**Your task:**
Filter the entries below, keeping every line that has the word "点击查看".
= = = = =
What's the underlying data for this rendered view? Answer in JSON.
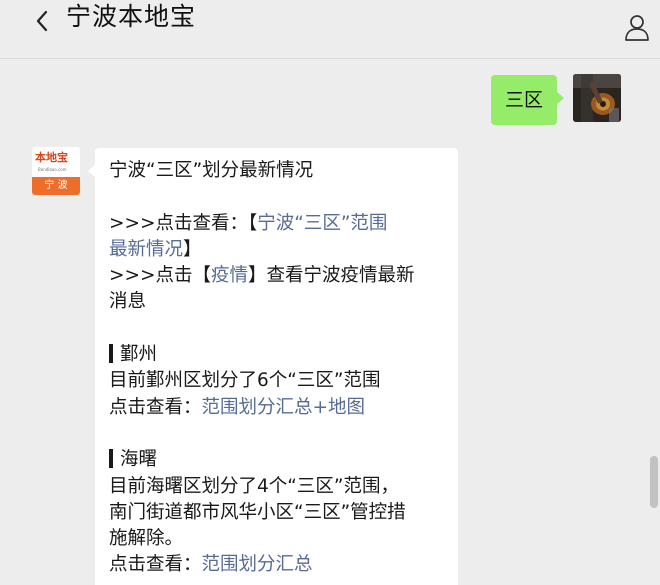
{
  "header": {
    "title": "宁波本地宝"
  },
  "outgoing": {
    "text": "三区"
  },
  "incoming": {
    "avatar": {
      "brand": "本地宝",
      "domain": "Bendibao.com",
      "city": "宁 波"
    },
    "title": "宁波“三区”划分最新情况",
    "link1_prefix": ">>>点击查看：【",
    "link1_text_a": "宁波“三区”范围",
    "link1_text_b": "最新情况",
    "link1_suffix": "】",
    "link2_prefix": ">>>点击【",
    "link2_text": "疫情",
    "link2_suffix_a": "】查看宁波疫情最新",
    "link2_suffix_b": "消息",
    "section1_title": "鄞州",
    "section1_desc": "目前鄞州区划分了6个“三区”范围",
    "section1_link_prefix": "点击查看：",
    "section1_link": "范围划分汇总+地图",
    "section2_title": "海曙",
    "section2_desc_a": "目前海曙区划分了4个“三区”范围，",
    "section2_desc_b": "南门街道都市风华小区“三区”管控措",
    "section2_desc_c": "施解除。",
    "section2_link_prefix": "点击查看：",
    "section2_link": "范围划分汇总"
  },
  "icons": {
    "back": "chevron-left-icon",
    "profile": "person-icon"
  },
  "colors": {
    "background": "#ededed",
    "outgoing_bubble": "#95ec69",
    "incoming_bubble": "#ffffff",
    "link": "#576b95",
    "logo_orange": "#ef6d2a",
    "logo_red": "#d8441c"
  }
}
= = = = =
**Output below:**
    "link1_prefix": ">>>点击查看：【",
    "section1_link_prefix": "点击查看：",
    "section2_link_prefix": "点击查看：",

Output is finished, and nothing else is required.